### AIM OF THE TASK
Pull out every line containing the string "Süresi".

══════════

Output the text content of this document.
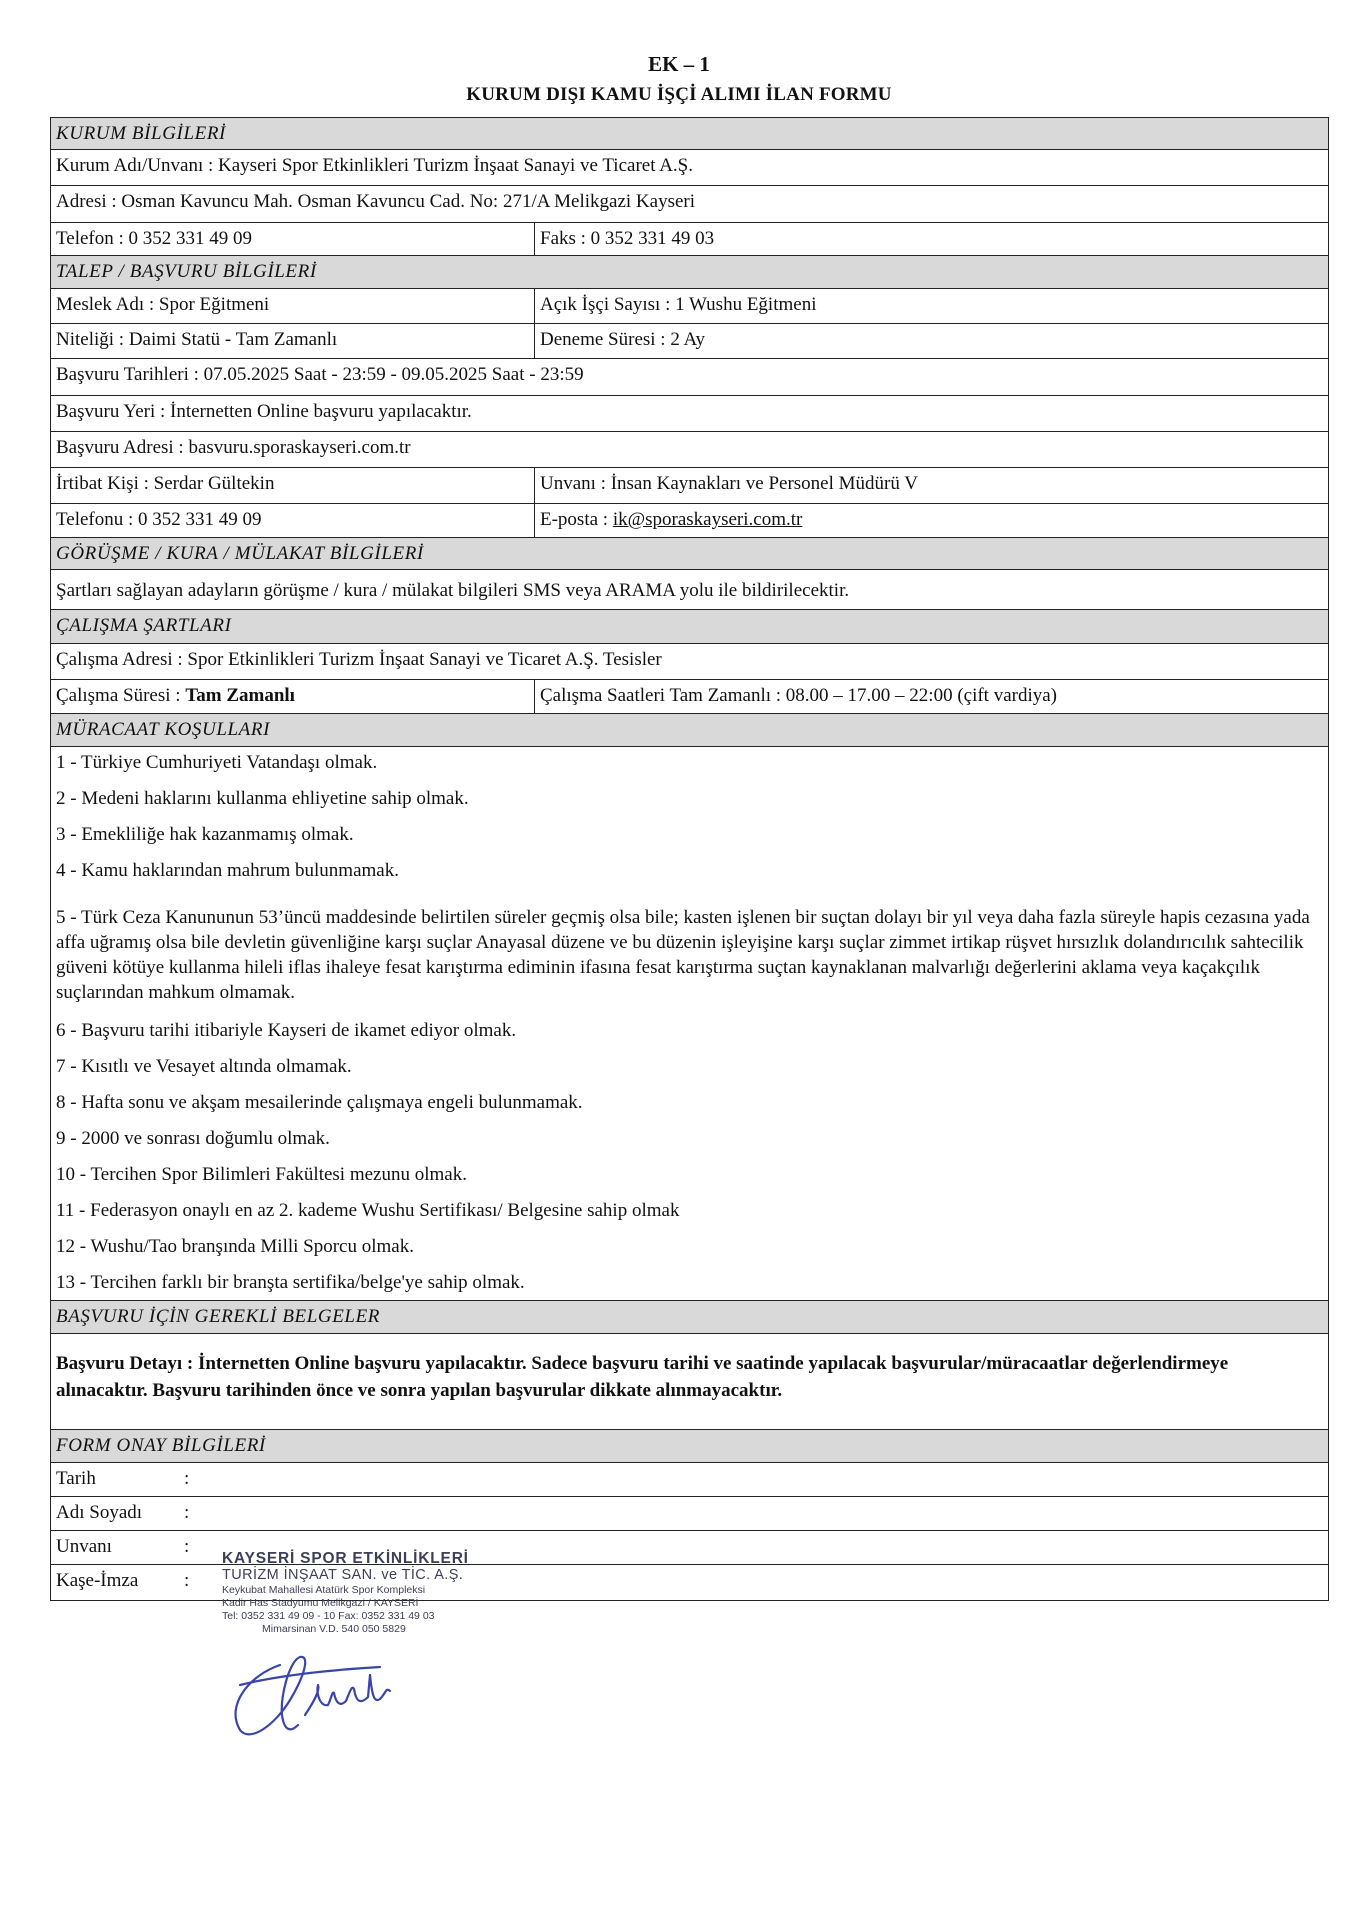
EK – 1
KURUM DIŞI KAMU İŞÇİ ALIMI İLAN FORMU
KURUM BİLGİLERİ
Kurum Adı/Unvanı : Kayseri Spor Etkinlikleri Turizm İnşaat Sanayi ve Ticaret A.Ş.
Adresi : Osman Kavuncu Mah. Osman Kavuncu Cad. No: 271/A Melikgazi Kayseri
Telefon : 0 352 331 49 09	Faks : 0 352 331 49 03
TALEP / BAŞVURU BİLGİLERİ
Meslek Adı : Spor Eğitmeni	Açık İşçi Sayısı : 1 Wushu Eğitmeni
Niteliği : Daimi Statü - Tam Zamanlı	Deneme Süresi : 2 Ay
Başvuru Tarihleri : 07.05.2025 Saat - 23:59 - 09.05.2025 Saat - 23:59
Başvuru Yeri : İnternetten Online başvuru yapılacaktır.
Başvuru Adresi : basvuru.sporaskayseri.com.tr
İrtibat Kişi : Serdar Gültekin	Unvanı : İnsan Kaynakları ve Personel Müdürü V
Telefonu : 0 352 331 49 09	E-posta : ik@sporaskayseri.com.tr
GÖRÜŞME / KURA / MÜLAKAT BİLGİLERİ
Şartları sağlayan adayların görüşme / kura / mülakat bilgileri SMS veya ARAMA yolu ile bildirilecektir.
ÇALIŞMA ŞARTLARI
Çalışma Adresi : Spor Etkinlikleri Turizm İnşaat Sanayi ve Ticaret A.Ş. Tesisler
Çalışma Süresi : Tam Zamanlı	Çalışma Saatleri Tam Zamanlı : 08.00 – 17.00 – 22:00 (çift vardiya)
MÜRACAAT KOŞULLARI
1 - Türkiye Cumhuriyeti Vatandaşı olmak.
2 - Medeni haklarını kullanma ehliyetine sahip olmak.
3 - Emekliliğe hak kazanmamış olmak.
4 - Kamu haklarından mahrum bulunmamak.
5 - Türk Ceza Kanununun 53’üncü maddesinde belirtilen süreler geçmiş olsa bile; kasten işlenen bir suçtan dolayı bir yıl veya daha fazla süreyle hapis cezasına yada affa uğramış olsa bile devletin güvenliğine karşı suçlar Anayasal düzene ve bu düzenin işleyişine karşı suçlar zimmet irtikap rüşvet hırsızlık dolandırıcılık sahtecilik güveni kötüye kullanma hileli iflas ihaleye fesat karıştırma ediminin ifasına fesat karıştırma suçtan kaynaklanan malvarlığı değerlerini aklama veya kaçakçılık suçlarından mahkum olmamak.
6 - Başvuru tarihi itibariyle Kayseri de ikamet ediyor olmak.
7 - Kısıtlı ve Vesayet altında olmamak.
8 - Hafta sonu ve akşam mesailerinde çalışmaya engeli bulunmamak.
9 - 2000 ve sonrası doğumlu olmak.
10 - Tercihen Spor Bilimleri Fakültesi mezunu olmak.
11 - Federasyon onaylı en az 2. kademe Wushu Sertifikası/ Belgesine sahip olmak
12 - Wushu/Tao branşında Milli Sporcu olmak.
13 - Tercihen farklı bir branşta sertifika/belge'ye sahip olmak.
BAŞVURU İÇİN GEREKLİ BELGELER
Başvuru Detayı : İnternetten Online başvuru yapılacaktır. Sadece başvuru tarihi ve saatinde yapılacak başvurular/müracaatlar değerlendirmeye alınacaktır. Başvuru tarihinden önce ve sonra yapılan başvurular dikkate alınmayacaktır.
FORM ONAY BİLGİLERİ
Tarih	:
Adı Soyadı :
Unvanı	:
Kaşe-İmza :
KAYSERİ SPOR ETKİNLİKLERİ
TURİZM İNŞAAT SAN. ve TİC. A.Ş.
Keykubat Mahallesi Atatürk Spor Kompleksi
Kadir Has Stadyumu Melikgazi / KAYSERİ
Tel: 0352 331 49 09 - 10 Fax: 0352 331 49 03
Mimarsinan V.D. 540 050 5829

══════════

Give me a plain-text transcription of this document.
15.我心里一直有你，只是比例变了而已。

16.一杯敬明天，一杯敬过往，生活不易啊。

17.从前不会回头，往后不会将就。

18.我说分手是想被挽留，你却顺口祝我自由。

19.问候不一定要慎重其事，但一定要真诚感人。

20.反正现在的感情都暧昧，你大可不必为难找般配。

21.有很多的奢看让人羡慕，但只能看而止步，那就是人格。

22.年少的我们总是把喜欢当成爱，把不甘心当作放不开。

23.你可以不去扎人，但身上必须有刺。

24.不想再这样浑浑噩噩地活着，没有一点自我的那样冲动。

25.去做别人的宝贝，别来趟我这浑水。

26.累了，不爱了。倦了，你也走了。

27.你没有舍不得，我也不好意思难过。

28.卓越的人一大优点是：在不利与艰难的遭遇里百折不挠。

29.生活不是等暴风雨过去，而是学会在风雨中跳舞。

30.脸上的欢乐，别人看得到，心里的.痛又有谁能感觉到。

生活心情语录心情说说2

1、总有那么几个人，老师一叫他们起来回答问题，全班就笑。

══════════

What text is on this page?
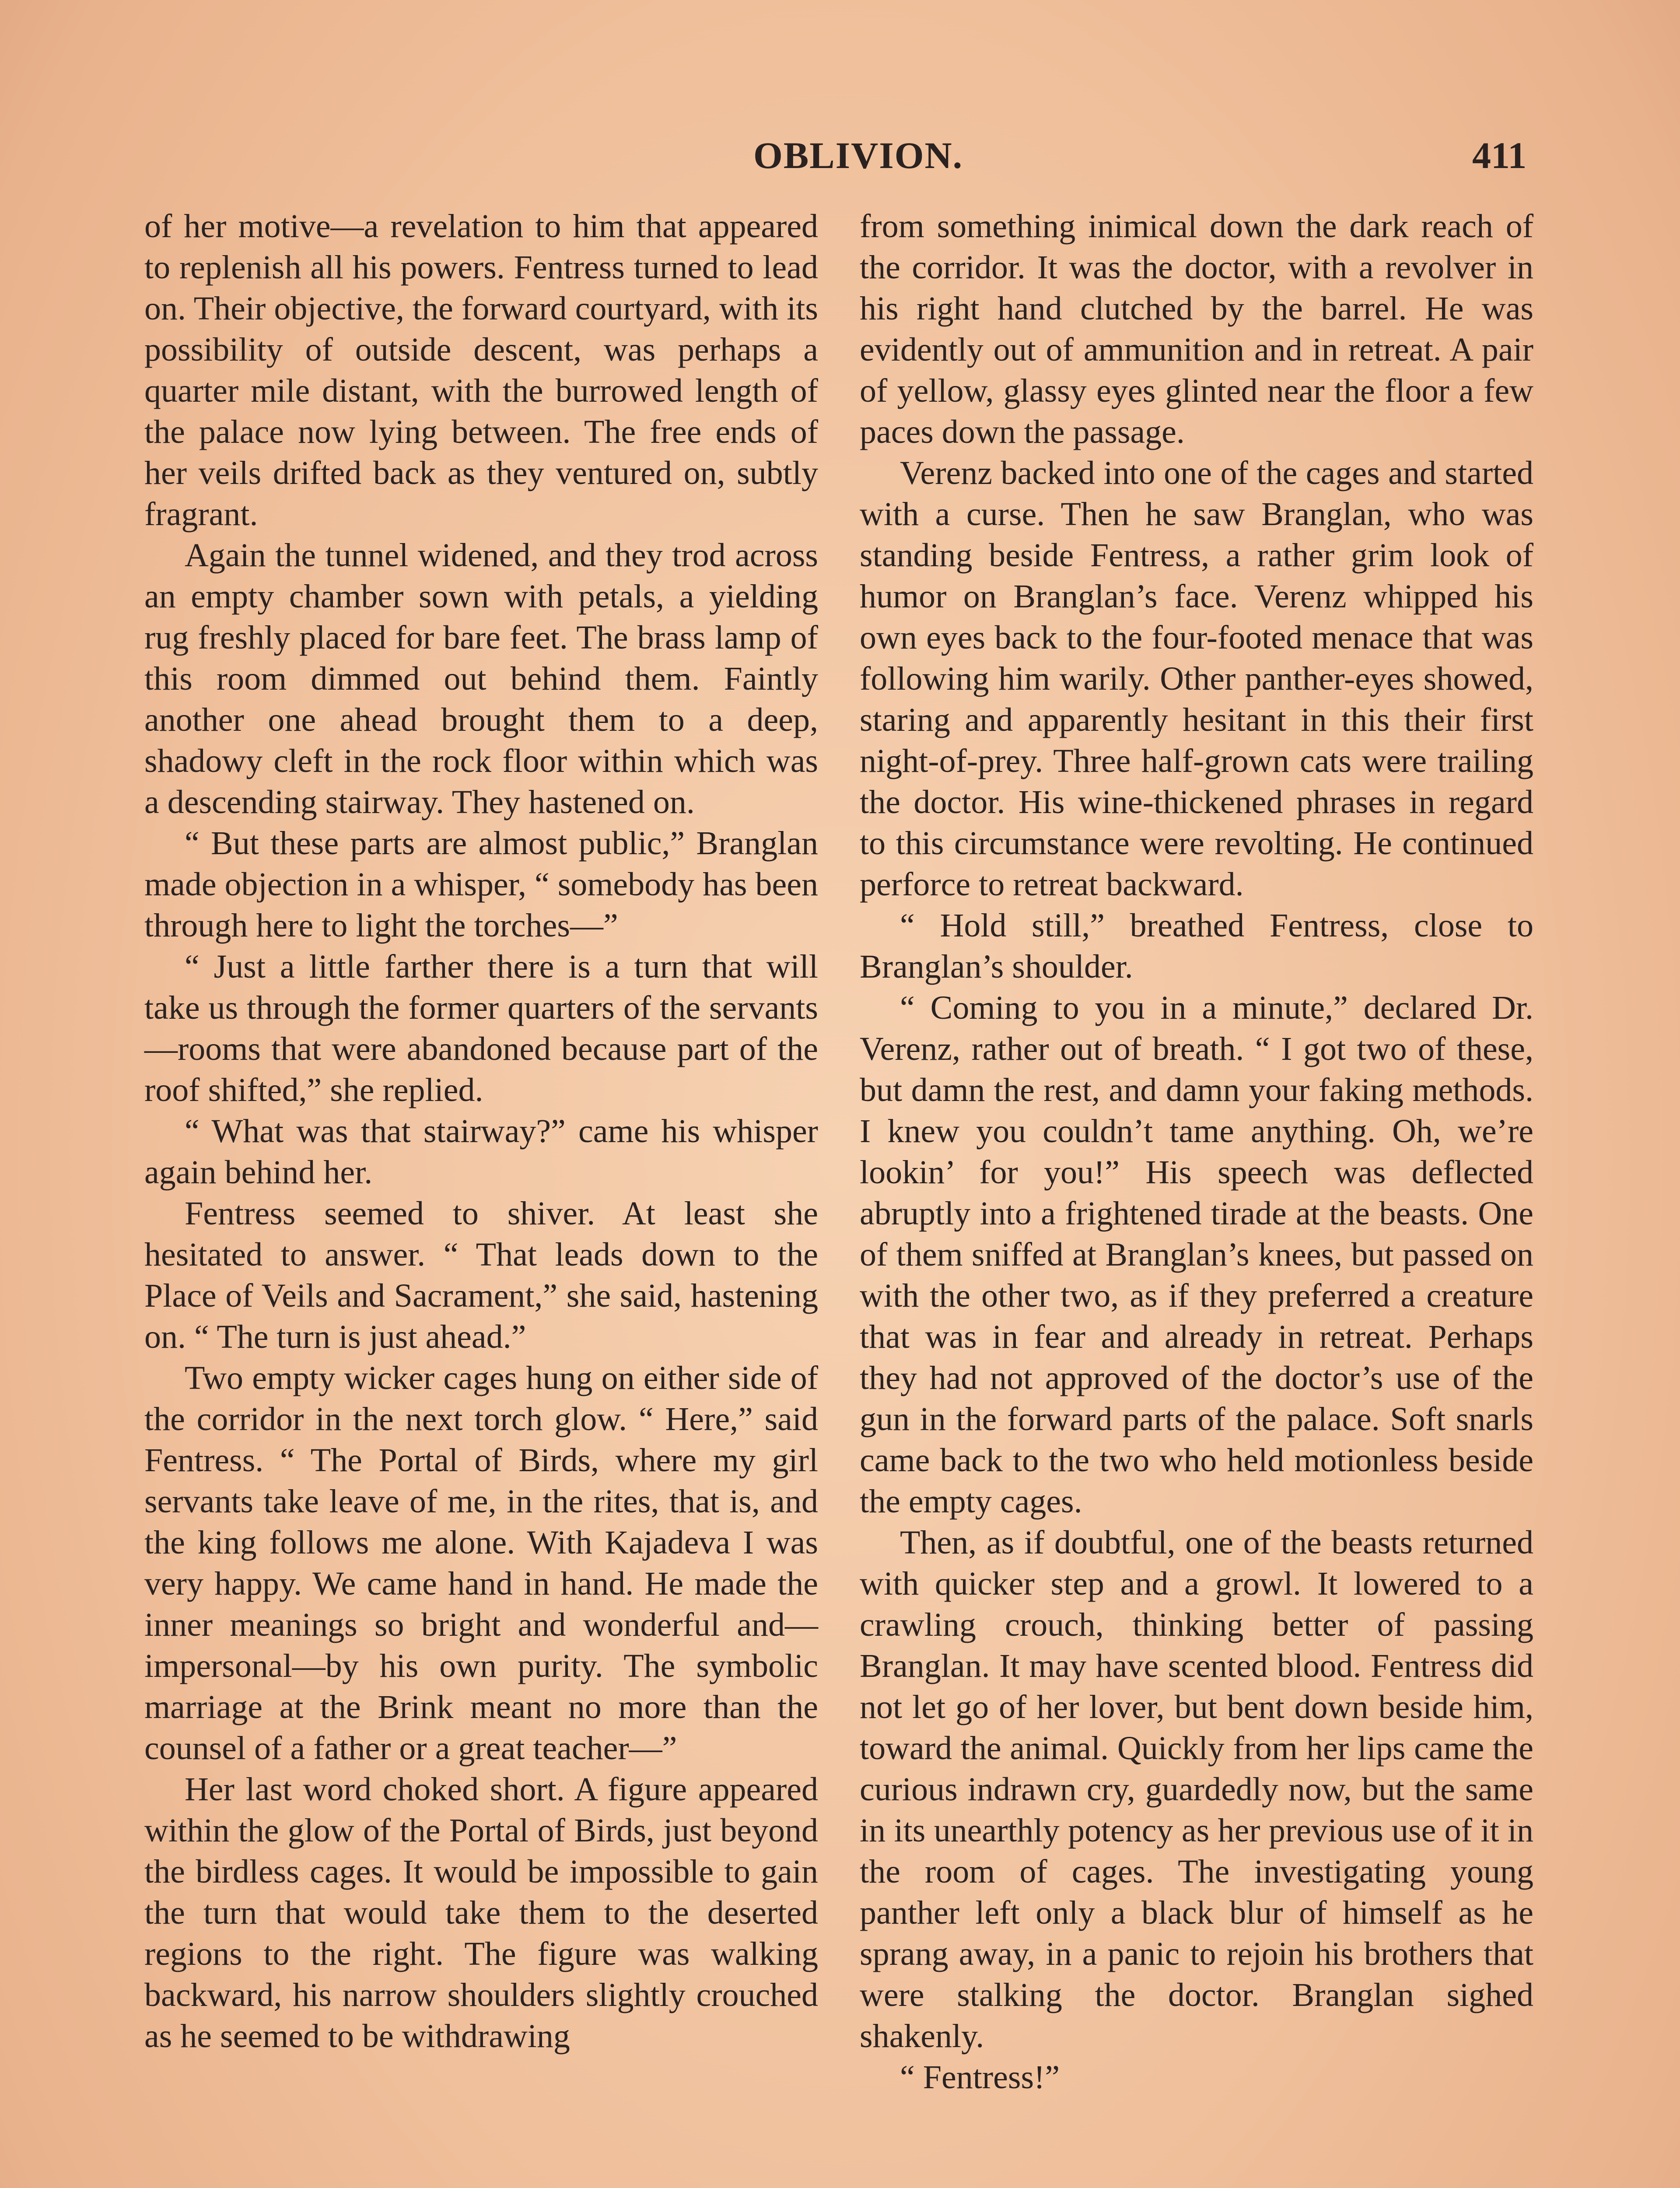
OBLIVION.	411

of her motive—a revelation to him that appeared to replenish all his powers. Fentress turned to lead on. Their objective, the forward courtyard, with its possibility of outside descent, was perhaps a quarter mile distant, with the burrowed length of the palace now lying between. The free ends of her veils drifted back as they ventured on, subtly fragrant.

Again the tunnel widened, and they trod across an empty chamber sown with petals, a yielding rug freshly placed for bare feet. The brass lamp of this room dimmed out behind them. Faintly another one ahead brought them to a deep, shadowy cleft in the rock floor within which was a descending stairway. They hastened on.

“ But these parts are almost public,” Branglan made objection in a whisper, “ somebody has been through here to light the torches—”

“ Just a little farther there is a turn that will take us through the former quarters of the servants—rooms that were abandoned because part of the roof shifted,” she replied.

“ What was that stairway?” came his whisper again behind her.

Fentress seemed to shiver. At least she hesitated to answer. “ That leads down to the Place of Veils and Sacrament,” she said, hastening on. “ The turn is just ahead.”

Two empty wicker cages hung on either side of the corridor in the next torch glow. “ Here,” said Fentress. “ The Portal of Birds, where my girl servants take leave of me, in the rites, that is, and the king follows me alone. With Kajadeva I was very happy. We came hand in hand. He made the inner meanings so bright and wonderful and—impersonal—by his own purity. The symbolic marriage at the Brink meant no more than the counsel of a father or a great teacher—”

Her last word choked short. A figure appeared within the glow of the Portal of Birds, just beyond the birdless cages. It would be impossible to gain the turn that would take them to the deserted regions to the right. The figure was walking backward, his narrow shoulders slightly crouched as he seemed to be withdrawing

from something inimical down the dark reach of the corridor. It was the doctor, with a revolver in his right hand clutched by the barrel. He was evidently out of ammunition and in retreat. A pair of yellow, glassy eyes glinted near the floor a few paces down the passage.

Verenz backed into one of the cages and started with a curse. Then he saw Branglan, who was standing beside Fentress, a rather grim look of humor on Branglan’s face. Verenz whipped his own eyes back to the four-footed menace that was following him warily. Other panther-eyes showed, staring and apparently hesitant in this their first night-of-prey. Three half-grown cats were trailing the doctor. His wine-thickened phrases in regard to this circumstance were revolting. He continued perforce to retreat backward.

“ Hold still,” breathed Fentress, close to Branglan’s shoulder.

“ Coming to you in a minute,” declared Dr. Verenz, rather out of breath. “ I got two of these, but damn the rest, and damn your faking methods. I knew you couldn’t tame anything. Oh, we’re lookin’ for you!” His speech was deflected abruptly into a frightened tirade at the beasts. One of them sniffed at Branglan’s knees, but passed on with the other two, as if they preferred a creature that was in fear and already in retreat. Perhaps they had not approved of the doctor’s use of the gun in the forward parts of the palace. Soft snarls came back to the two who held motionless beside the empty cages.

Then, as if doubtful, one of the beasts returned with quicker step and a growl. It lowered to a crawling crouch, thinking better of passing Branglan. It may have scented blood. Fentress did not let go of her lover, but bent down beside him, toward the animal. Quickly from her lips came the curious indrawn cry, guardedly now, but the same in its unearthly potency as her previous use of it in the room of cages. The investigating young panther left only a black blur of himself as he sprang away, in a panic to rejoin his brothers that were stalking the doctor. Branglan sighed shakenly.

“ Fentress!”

══════════

### CORRECT RESULT
Niteliği : Daimi Statü - Tam Zamanlı	Deneme Süresi : 2 Ay
Çalışma Süresi : Tam Zamanlı	Çalışma Saatleri Tam Zamanlı : 08.00 – 17.00 – 22:00 (çift vardiya)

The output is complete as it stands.